LISTED RECORDS
• • • •

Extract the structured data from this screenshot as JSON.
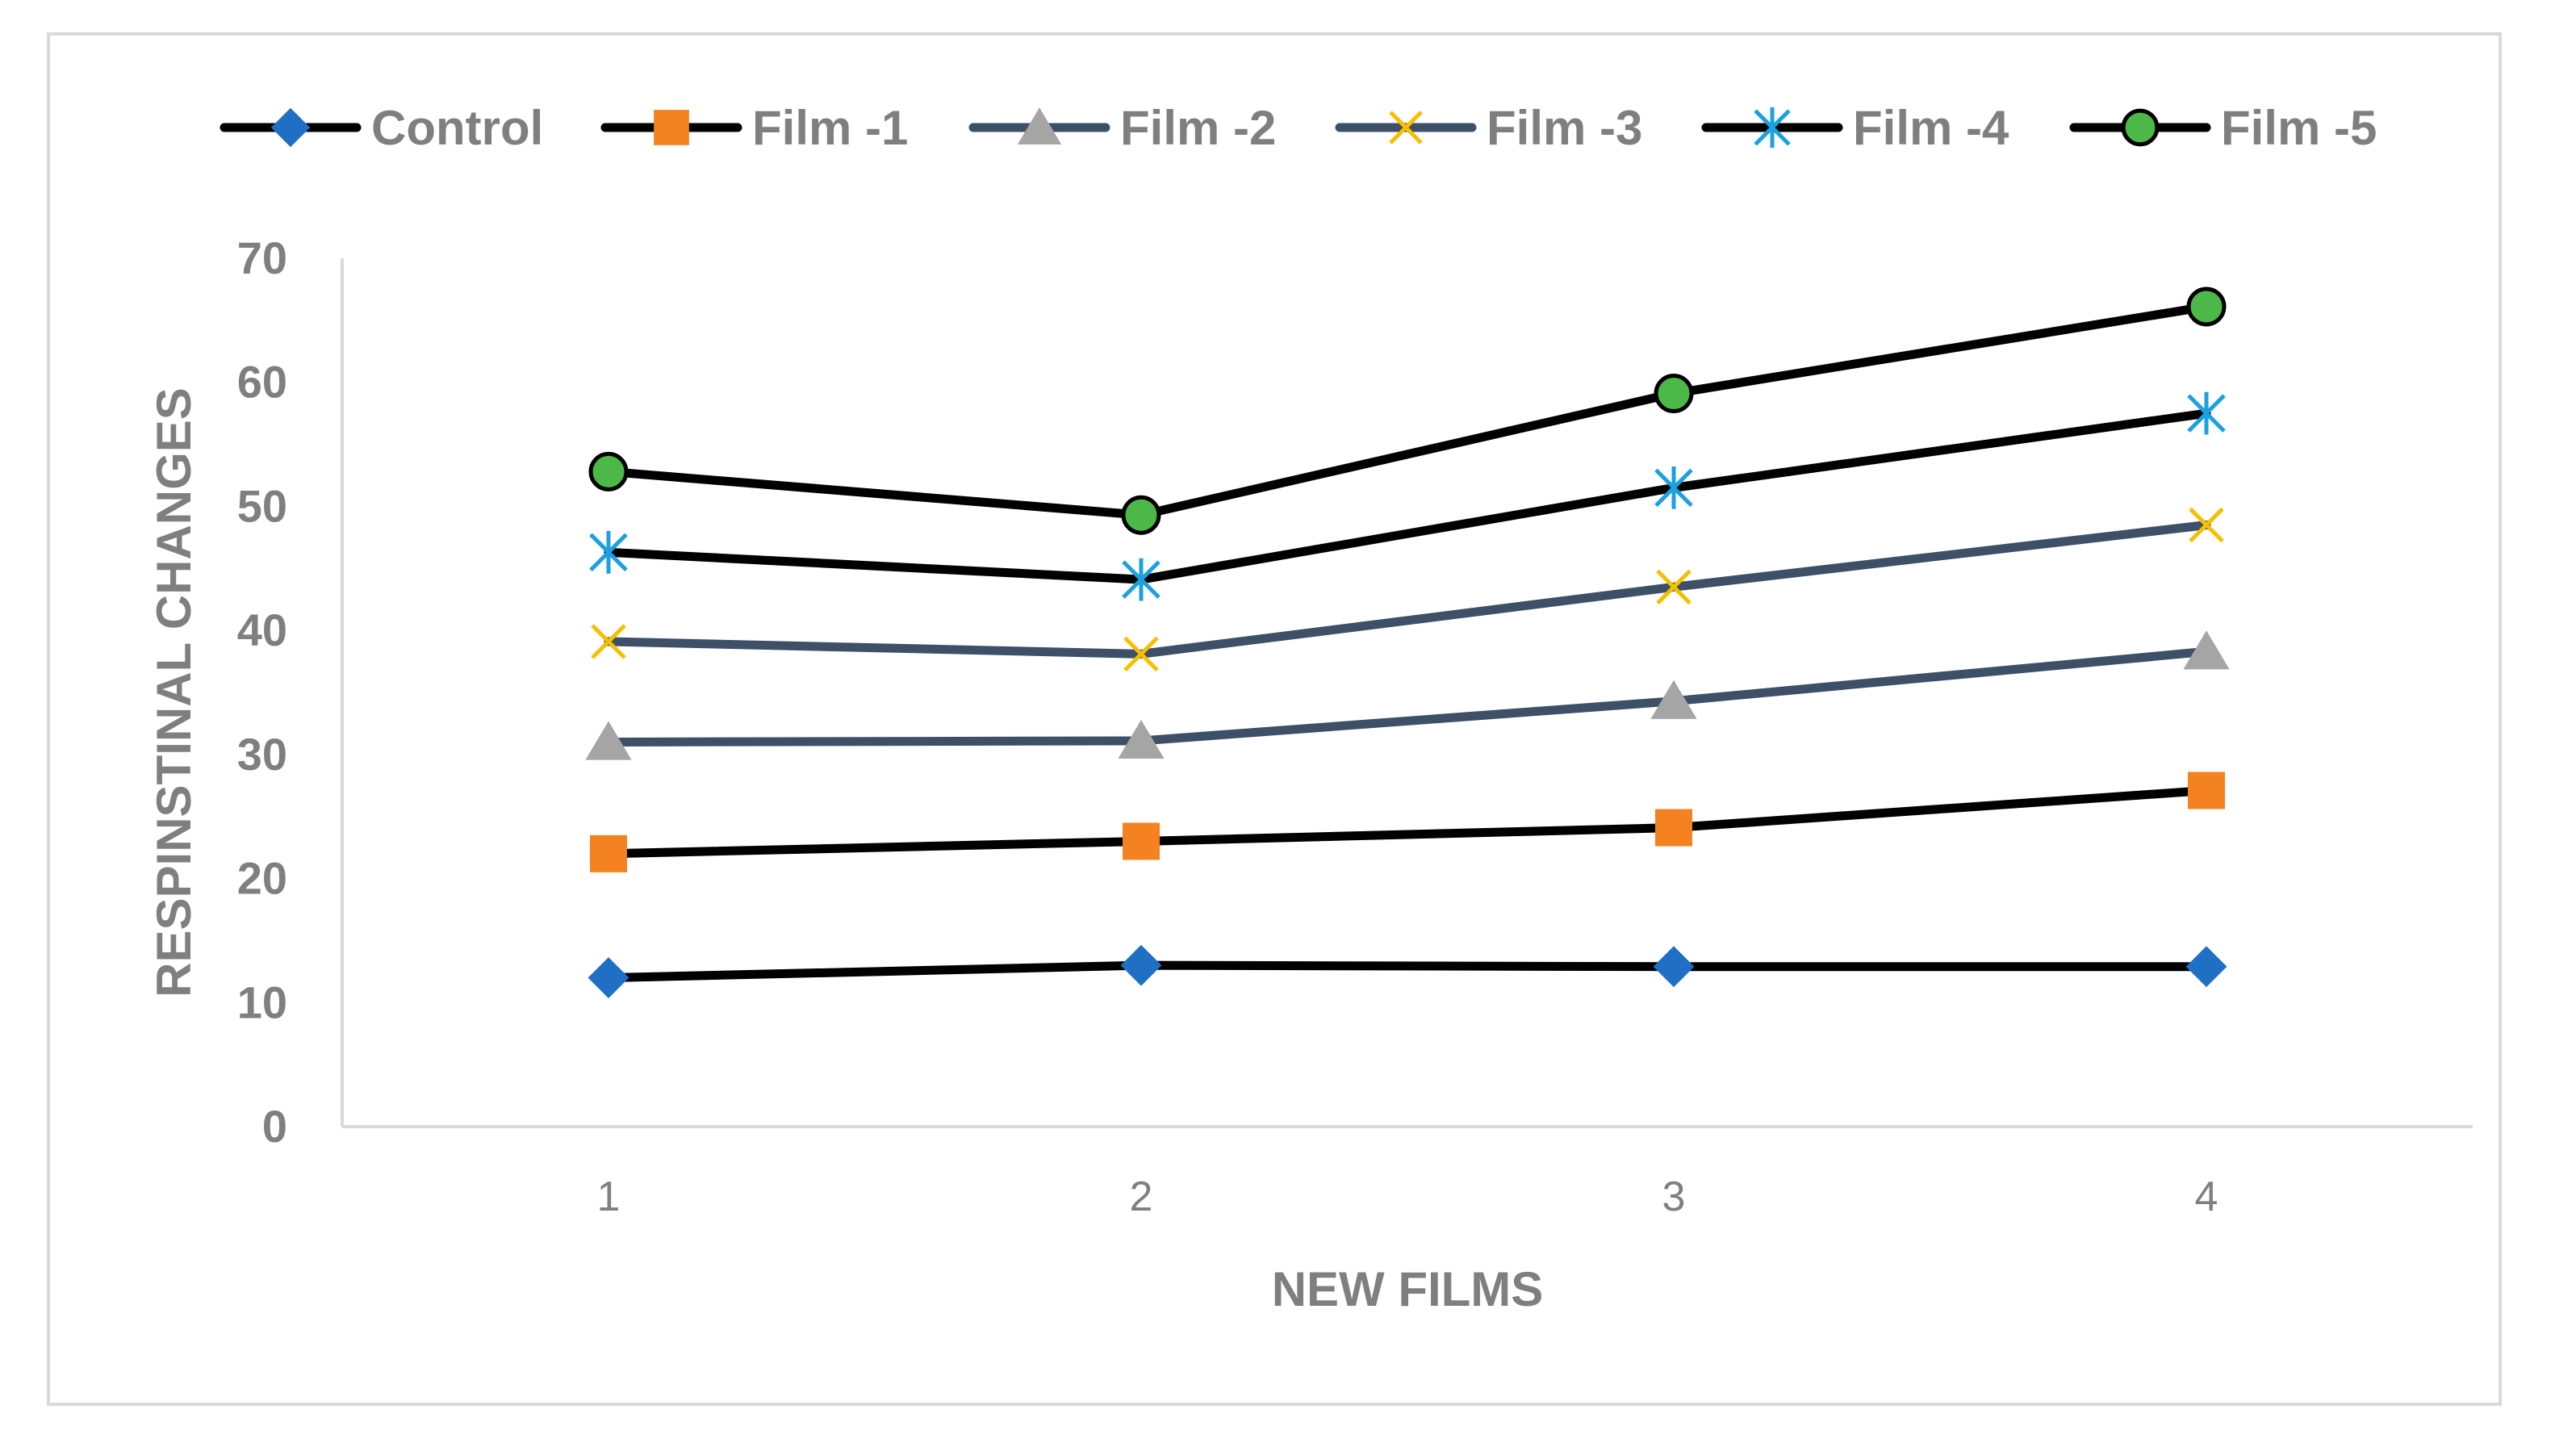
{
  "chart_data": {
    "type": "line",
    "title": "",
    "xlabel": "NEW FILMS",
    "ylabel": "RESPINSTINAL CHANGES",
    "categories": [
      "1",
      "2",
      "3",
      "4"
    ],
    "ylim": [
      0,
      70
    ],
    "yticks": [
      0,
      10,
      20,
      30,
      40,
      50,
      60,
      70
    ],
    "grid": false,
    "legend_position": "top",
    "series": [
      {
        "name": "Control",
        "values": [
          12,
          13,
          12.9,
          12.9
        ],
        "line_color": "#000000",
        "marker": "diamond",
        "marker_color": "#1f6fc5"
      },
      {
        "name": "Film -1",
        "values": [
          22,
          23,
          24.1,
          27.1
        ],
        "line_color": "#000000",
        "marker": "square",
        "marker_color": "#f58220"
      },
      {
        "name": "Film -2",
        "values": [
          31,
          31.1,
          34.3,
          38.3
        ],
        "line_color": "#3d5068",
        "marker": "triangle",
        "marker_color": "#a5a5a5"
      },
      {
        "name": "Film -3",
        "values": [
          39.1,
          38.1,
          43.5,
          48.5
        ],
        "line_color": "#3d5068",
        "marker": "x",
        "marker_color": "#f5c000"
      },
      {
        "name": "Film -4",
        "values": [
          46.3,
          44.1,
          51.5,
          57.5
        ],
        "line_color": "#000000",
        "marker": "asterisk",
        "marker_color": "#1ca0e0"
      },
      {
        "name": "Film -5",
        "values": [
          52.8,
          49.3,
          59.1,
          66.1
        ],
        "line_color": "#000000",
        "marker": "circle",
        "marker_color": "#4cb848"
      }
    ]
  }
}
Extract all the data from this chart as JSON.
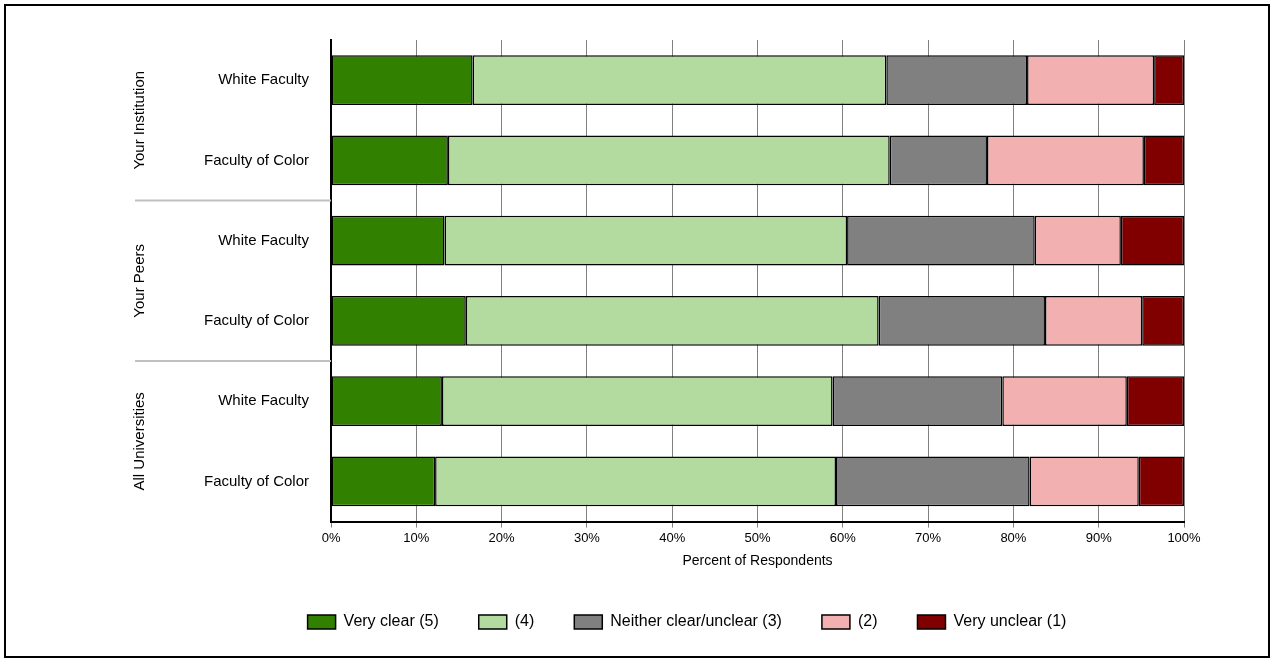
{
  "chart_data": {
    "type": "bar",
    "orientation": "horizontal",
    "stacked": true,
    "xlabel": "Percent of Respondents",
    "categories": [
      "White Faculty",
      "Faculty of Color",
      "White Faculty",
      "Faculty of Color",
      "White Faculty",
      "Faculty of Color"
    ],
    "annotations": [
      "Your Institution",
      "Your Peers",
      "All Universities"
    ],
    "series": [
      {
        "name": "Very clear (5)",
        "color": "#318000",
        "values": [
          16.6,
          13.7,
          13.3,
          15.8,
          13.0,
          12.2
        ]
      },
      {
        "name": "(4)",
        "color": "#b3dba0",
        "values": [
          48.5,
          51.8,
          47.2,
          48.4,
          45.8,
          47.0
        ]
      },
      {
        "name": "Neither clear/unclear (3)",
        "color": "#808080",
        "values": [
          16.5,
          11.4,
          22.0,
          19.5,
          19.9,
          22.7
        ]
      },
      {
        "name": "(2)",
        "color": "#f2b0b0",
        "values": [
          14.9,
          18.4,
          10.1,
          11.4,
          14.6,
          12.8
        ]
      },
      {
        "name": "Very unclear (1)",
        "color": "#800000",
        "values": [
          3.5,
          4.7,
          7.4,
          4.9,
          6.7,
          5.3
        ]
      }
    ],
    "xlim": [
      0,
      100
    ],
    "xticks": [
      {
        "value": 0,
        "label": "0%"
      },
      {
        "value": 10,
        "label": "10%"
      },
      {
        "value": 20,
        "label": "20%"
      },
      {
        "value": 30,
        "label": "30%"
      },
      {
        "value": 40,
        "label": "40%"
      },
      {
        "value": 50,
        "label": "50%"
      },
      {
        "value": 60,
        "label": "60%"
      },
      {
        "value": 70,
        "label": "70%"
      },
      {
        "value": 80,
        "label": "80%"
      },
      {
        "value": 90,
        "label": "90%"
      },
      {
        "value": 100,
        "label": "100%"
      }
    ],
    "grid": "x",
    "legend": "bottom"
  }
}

• • • •

WORK REQUIRED
Reproduce the whole listing above word for word, but not its pictures.

SOLUTION TO THE PROBLEM
Extract the structured data from this screenshot as JSON.
{
  "chart_data": {
    "type": "line",
    "title": "",
    "xlabel": "NEW FILMS",
    "ylabel": "RESPINSTINAL CHANGES",
    "categories": [
      "1",
      "2",
      "3",
      "4"
    ],
    "ylim": [
      0,
      70
    ],
    "yticks": [
      0,
      10,
      20,
      30,
      40,
      50,
      60,
      70
    ],
    "grid": false,
    "legend_position": "top",
    "series": [
      {
        "name": "Control",
        "values": [
          12,
          13,
          12.9,
          12.9
        ],
        "line_color": "#000000",
        "marker": "diamond",
        "marker_color": "#1f6fc5"
      },
      {
        "name": "Film -1",
        "values": [
          22,
          23,
          24.1,
          27.1
        ],
        "line_color": "#000000",
        "marker": "square",
        "marker_color": "#f58220"
      },
      {
        "name": "Film -2",
        "values": [
          31,
          31.1,
          34.3,
          38.3
        ],
        "line_color": "#3d5068",
        "marker": "triangle",
        "marker_color": "#a5a5a5"
      },
      {
        "name": "Film -3",
        "values": [
          39.1,
          38.1,
          43.5,
          48.5
        ],
        "line_color": "#3d5068",
        "marker": "x",
        "marker_color": "#f5c000"
      },
      {
        "name": "Film -4",
        "values": [
          46.3,
          44.1,
          51.5,
          57.5
        ],
        "line_color": "#000000",
        "marker": "asterisk",
        "marker_color": "#1ca0e0"
      },
      {
        "name": "Film -5",
        "values": [
          52.8,
          49.3,
          59.1,
          66.1
        ],
        "line_color": "#000000",
        "marker": "circle",
        "marker_color": "#4cb848"
      }
    ]
  }
}
Extract all the data from this chart as JSON.
{
  "chart_data": {
    "type": "bar",
    "orientation": "horizontal",
    "stacked": true,
    "xlabel": "Percent of Respondents",
    "categories": [
      "White Faculty",
      "Faculty of Color",
      "White Faculty",
      "Faculty of Color",
      "White Faculty",
      "Faculty of Color"
    ],
    "annotations": [
      "Your Institution",
      "Your Peers",
      "All Universities"
    ],
    "series": [
      {
        "name": "Very clear (5)",
        "color": "#318000",
        "values": [
          16.6,
          13.7,
          13.3,
          15.8,
          13.0,
          12.2
        ]
      },
      {
        "name": "(4)",
        "color": "#b3dba0",
        "values": [
          48.5,
          51.8,
          47.2,
          48.4,
          45.8,
          47.0
        ]
      },
      {
        "name": "Neither clear/unclear (3)",
        "color": "#808080",
        "values": [
          16.5,
          11.4,
          22.0,
          19.5,
          19.9,
          22.7
        ]
      },
      {
        "name": "(2)",
        "color": "#f2b0b0",
        "values": [
          14.9,
          18.4,
          10.1,
          11.4,
          14.6,
          12.8
        ]
      },
      {
        "name": "Very unclear (1)",
        "color": "#800000",
        "values": [
          3.5,
          4.7,
          7.4,
          4.9,
          6.7,
          5.3
        ]
      }
    ],
    "xlim": [
      0,
      100
    ],
    "xticks": [
      {
        "value": 0,
        "label": "0%"
      },
      {
        "value": 10,
        "label": "10%"
      },
      {
        "value": 20,
        "label": "20%"
      },
      {
        "value": 30,
        "label": "30%"
      },
      {
        "value": 40,
        "label": "40%"
      },
      {
        "value": 50,
        "label": "50%"
      },
      {
        "value": 60,
        "label": "60%"
      },
      {
        "value": 70,
        "label": "70%"
      },
      {
        "value": 80,
        "label": "80%"
      },
      {
        "value": 90,
        "label": "90%"
      },
      {
        "value": 100,
        "label": "100%"
      }
    ],
    "grid": "x",
    "legend": "bottom"
  }
}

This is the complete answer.